**Records shown**:
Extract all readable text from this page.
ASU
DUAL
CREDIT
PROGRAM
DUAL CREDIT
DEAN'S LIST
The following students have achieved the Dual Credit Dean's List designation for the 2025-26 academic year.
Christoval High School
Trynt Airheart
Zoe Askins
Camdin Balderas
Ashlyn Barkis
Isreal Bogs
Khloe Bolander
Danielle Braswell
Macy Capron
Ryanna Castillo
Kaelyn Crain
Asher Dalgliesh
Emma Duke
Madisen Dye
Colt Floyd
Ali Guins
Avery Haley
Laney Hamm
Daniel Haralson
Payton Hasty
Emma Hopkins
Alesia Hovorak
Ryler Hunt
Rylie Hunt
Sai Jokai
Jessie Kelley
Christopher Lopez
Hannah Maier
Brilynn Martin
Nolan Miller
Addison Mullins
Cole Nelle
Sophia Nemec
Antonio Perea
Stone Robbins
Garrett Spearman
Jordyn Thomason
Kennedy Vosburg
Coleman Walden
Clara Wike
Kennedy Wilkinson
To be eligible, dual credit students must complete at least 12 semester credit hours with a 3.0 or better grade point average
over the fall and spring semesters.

**Requirement**:
Pick out each line that holds the string "students".

**Result of the exercise**:
The following students have achieved the Dual Credit Dean's List designation for the 2025-26 academic year.
To be eligible, dual credit students must complete at least 12 semester credit hours with a 3.0 or better grade point average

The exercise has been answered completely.